• _Exercise details_
Print the listing as it stands, omitting all images.

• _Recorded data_

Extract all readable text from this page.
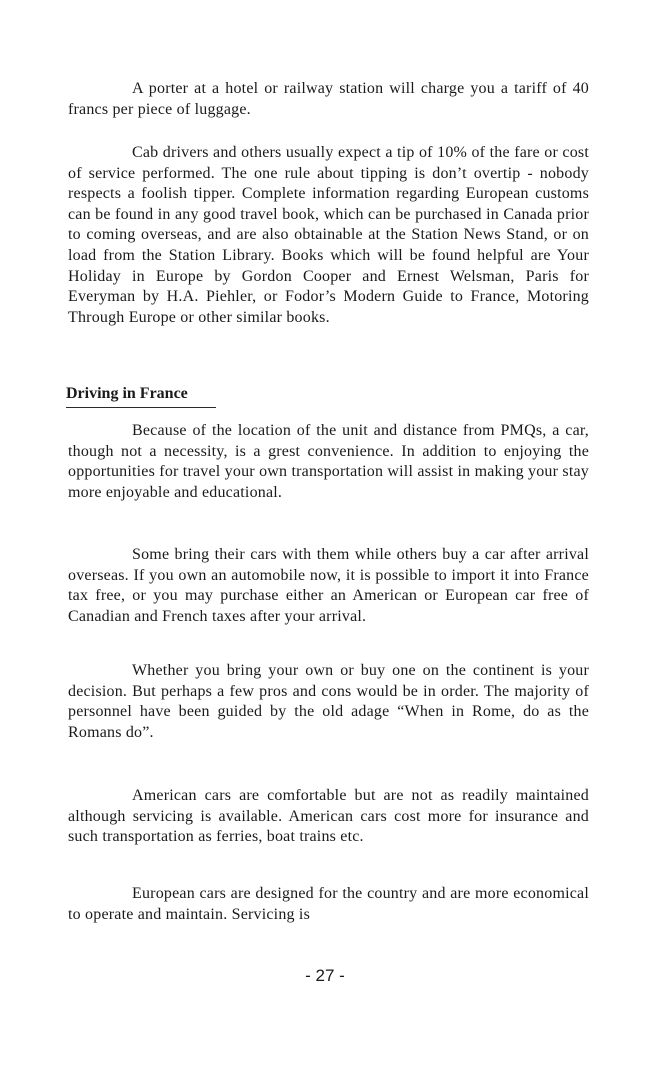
A porter at a hotel or railway station will charge you a tariff of 40 francs per piece of luggage.

Cab drivers and others usually expect a tip of 10% of the fare or cost of service performed. The one rule about tipping is don’t overtip - nobody respects a foolish tipper. Complete information regarding European customs can be found in any good travel book, which can be purchased in Canada prior to coming overseas, and are also obtainable at the Station News Stand, or on load from the Station Library. Books which will be found helpful are Your Holiday in Europe by Gordon Cooper and Ernest Welsman, Paris for Everyman by H.A. Piehler, or Fodor’s Modern Guide to France, Motoring Through Europe or other similar books.

Driving in France

Because of the location of the unit and distance from PMQs, a car, though not a necessity, is a grest convenience. In addition to enjoying the opportunities for travel your own transportation will assist in making your stay more enjoyable and educational.

Some bring their cars with them while others buy a car after arrival overseas. If you own an automobile now, it is possible to import it into France tax free, or you may purchase either an American or European car free of Canadian and French taxes after your arrival.

Whether you bring your own or buy one on the continent is your decision. But perhaps a few pros and cons would be in order. The majority of personnel have been guided by the old adage “When in Rome, do as the Romans do”.

American cars are comfortable but are not as readily maintained although servicing is available. American cars cost more for insurance and such transportation as ferries, boat trains etc.

European cars are designed for the country and are more economical to operate and maintain. Servicing is

- 27 -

• _Exercise output_
Extract all readable text from this page.
A porter at a hotel or railway station will charge you a tariff of 40 francs per piece of luggage.

Cab drivers and others usually expect a tip of 10% of the fare or cost of service performed. The one rule about tipping is don’t overtip - nobody respects a foolish tipper. Complete information regarding European customs can be found in any good travel book, which can be purchased in Canada prior to coming overseas, and are also obtainable at the Station News Stand, or on load from the Station Library. Books which will be found helpful are Your Holiday in Europe by Gordon Cooper and Ernest Welsman, Paris for Everyman by H.A. Piehler, or Fodor’s Modern Guide to France, Motoring Through Europe or other similar books.

Driving in France

Because of the location of the unit and distance from PMQs, a car, though not a necessity, is a grest convenience. In addition to enjoying the opportunities for travel your own transportation will assist in making your stay more enjoyable and educational.

Some bring their cars with them while others buy a car after arrival overseas. If you own an automobile now, it is possible to import it into France tax free, or you may purchase either an American or European car free of Canadian and French taxes after your arrival.

Whether you bring your own or buy one on the continent is your decision. But perhaps a few pros and cons would be in order. The majority of personnel have been guided by the old adage “When in Rome, do as the Romans do”.

American cars are comfortable but are not as readily maintained although servicing is available. American cars cost more for insurance and such transportation as ferries, boat trains etc.

European cars are designed for the country and are more economical to operate and maintain. Servicing is

- 27 -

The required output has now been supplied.